*The request*: Search the data below for the string "image". Extract every line that contains it.

*Recorded data*:

------------------------------------------------------------------------

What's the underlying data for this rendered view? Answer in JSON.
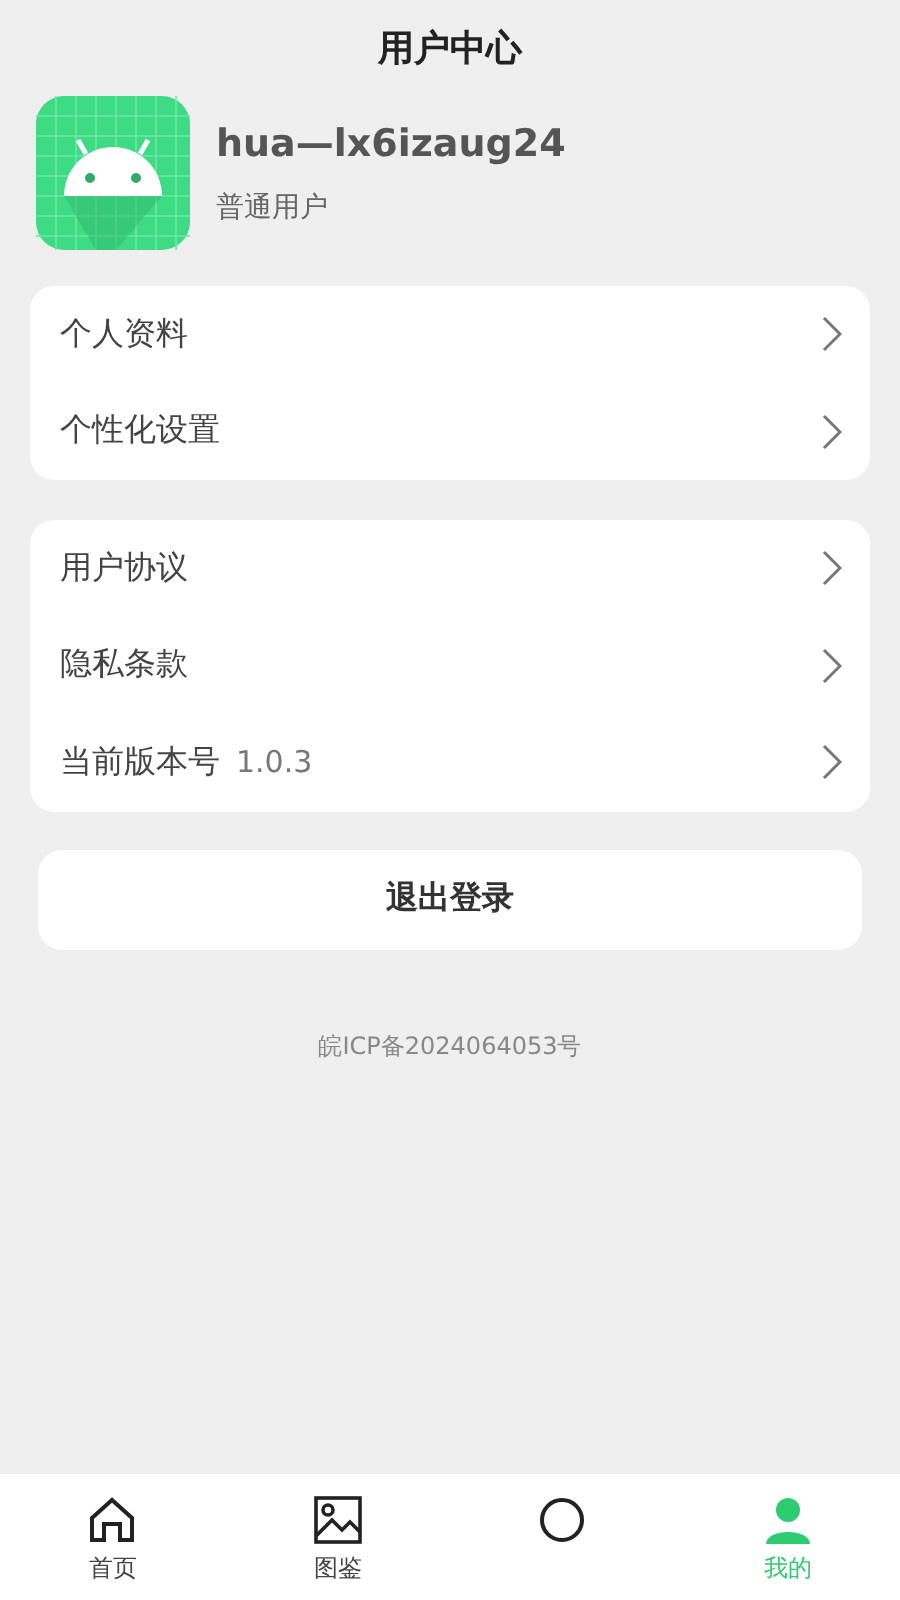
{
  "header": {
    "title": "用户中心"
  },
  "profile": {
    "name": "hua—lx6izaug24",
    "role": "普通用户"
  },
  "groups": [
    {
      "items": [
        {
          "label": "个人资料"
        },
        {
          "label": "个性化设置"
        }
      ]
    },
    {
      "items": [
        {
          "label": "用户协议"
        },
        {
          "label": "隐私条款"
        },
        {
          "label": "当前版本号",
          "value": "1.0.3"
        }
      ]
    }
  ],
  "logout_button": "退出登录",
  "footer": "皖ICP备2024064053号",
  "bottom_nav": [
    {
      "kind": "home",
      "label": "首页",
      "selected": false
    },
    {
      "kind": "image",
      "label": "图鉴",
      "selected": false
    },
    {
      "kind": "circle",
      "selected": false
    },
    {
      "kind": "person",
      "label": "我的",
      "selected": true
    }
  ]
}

------------------------------------------------------------------------

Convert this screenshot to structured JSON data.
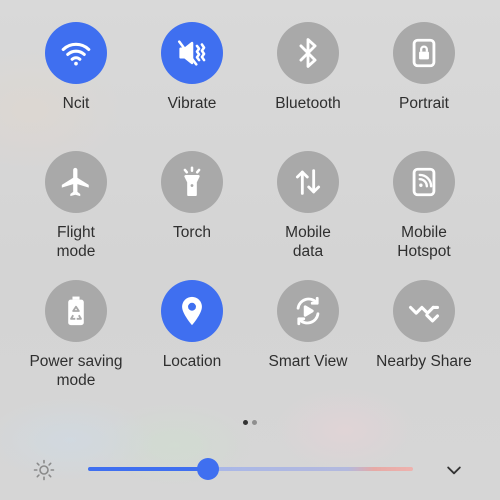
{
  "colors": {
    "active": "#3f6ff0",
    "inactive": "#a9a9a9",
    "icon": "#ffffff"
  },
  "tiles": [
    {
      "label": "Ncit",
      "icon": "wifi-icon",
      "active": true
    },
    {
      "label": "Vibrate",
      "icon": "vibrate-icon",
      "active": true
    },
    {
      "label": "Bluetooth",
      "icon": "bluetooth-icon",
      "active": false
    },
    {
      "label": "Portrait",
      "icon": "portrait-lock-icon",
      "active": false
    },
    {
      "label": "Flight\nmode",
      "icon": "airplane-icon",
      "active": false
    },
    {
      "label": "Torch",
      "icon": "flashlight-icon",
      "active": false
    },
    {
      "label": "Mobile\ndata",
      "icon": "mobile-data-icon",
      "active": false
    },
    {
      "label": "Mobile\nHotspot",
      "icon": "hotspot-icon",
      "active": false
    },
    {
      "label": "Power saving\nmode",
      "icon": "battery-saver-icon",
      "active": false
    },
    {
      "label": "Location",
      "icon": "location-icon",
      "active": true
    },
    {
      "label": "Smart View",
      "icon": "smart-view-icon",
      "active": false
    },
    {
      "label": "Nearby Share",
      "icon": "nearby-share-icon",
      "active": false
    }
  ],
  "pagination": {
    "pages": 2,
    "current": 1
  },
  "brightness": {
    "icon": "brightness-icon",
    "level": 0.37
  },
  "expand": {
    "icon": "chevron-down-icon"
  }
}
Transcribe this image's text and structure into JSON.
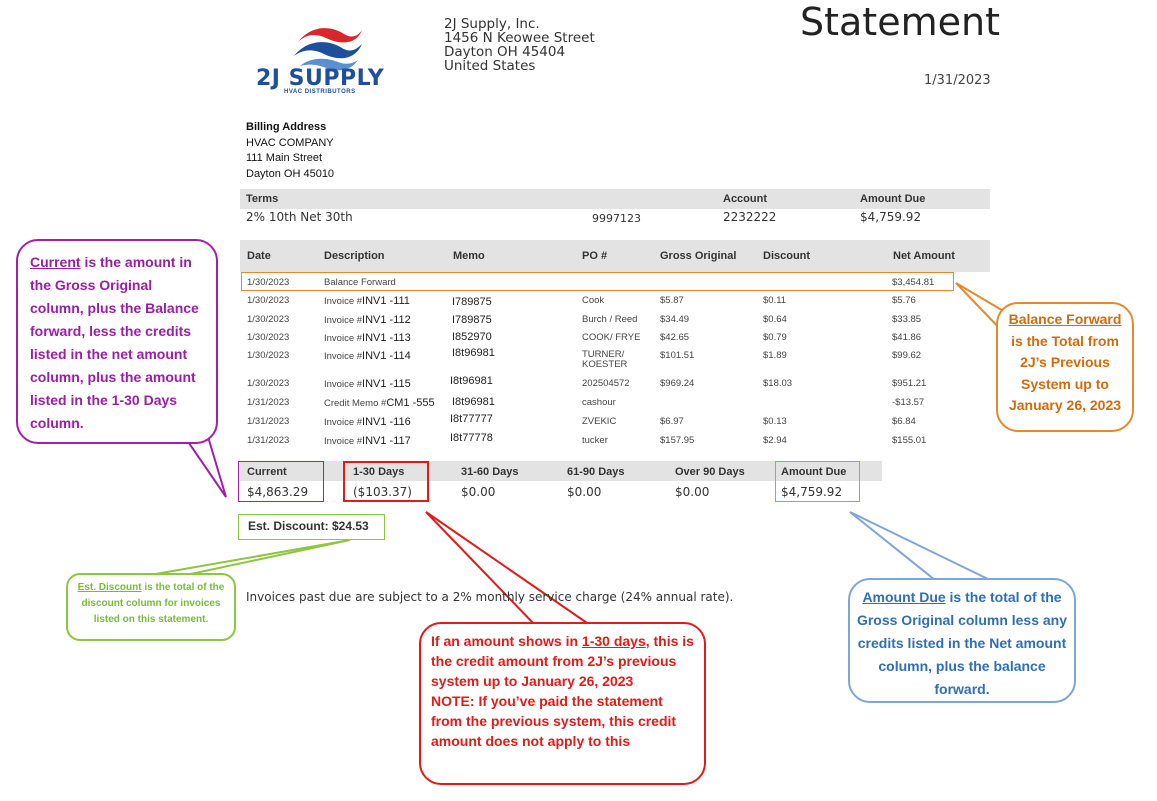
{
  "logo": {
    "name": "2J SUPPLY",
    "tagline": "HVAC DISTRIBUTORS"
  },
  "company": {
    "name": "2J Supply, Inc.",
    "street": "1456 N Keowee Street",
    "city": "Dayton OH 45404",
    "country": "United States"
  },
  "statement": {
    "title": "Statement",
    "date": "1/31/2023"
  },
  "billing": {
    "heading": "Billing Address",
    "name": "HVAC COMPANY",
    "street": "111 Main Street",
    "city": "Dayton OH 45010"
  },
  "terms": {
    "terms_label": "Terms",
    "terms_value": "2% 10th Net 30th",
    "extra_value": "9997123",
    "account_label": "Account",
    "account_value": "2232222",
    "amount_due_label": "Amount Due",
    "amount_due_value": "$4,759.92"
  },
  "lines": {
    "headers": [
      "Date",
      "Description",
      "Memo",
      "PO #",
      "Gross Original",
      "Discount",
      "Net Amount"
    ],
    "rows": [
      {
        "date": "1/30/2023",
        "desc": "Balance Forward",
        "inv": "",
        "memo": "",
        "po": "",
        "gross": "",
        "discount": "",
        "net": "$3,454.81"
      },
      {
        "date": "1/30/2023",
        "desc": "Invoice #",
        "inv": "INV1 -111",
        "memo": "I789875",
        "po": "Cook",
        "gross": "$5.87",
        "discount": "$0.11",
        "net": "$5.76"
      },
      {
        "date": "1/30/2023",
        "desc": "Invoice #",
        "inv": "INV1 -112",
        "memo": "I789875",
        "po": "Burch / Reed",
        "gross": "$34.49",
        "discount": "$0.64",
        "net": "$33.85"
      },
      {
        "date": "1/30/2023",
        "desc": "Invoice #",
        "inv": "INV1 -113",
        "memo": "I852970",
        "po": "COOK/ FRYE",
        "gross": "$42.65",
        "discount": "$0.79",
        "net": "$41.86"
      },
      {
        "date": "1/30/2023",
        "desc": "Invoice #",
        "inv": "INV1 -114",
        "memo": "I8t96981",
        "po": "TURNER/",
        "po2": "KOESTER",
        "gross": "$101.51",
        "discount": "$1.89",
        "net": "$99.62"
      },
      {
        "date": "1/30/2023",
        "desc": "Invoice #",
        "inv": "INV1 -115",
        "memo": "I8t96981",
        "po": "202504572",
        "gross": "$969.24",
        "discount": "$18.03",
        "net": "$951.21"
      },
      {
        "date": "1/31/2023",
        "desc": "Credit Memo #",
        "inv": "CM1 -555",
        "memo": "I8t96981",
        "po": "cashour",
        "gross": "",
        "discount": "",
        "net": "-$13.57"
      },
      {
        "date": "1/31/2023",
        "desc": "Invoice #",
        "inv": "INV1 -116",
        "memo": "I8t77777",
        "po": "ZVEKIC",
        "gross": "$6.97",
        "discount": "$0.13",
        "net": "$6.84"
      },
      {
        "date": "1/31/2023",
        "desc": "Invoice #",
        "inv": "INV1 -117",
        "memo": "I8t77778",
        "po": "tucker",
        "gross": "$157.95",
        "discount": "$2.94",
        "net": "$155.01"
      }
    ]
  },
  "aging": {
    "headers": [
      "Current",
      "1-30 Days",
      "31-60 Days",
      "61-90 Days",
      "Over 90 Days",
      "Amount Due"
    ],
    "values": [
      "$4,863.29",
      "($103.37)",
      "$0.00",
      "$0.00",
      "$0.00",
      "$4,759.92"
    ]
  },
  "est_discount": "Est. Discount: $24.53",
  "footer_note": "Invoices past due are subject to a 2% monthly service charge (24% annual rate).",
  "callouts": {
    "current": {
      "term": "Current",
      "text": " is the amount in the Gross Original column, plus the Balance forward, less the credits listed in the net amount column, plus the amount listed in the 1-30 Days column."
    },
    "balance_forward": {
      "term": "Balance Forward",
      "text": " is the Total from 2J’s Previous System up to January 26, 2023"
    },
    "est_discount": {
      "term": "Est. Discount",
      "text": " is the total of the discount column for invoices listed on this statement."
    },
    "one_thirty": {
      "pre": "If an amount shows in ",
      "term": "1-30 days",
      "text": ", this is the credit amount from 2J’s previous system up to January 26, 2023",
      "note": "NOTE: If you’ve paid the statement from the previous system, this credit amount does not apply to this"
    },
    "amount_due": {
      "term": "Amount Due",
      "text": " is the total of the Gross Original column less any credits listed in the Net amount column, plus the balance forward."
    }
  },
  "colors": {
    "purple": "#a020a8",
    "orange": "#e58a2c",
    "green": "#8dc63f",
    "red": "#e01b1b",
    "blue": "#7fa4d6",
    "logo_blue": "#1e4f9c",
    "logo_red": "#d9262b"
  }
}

------------------------------------------------------------------------

*Written reply*:
      "kind": "image",
Transcribe this image's text and structure into JSON.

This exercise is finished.